(GIVEN INSTRUCTION) Copy each line of the material below that includes the string "lenguaje".

Entries from a dataset
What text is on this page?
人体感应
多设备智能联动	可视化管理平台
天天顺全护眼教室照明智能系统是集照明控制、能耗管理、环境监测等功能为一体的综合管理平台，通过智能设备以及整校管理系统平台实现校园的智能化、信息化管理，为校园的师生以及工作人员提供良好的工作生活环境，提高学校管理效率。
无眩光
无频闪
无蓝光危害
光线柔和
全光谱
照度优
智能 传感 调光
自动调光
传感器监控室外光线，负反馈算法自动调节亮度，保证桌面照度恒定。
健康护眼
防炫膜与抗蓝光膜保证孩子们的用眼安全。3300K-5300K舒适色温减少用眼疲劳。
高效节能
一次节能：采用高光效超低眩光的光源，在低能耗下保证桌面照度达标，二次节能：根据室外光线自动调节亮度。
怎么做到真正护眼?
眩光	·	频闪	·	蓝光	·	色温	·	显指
--
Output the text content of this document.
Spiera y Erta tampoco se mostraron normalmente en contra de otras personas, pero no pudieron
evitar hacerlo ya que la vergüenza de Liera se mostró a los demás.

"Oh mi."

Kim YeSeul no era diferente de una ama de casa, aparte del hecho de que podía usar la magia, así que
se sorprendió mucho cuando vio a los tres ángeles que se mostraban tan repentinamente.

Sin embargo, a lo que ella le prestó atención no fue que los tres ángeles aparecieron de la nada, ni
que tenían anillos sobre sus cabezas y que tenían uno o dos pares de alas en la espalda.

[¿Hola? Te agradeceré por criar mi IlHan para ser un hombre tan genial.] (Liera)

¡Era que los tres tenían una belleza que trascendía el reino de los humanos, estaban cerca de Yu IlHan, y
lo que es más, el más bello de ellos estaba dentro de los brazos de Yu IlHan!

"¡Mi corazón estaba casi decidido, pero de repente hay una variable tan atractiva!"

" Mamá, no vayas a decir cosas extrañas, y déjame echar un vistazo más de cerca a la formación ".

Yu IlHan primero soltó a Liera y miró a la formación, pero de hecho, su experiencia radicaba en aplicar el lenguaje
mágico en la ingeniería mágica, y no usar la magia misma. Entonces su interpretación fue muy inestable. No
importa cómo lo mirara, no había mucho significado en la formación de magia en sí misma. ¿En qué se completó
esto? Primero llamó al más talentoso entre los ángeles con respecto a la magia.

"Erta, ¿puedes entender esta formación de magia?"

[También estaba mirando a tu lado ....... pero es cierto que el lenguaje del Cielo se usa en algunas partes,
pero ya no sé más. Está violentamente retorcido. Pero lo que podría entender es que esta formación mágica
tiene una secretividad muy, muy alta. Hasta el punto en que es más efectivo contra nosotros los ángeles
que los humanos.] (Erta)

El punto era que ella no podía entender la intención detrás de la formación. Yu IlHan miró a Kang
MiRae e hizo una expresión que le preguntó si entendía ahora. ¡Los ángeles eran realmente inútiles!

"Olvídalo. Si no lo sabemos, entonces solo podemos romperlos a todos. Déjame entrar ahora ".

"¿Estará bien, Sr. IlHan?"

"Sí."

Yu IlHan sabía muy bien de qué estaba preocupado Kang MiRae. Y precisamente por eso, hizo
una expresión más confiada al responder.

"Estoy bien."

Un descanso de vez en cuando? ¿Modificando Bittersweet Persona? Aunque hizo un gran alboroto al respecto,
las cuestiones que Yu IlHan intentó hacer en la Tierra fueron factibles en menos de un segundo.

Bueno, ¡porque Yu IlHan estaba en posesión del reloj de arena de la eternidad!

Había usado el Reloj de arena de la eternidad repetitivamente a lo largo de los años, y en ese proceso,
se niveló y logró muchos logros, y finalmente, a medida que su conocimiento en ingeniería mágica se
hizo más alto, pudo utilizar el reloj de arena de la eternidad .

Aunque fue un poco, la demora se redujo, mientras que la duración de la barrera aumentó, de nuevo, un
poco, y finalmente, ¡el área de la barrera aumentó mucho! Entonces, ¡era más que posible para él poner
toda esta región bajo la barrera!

(SOLUTION)
Yu IlHan primero soltó a Liera y miró a la formación, pero de hecho, su experiencia radicaba en aplicar el lenguaje
[También estaba mirando a tu lado ....... pero es cierto que el lenguaje del Cielo se usa en algunas partes,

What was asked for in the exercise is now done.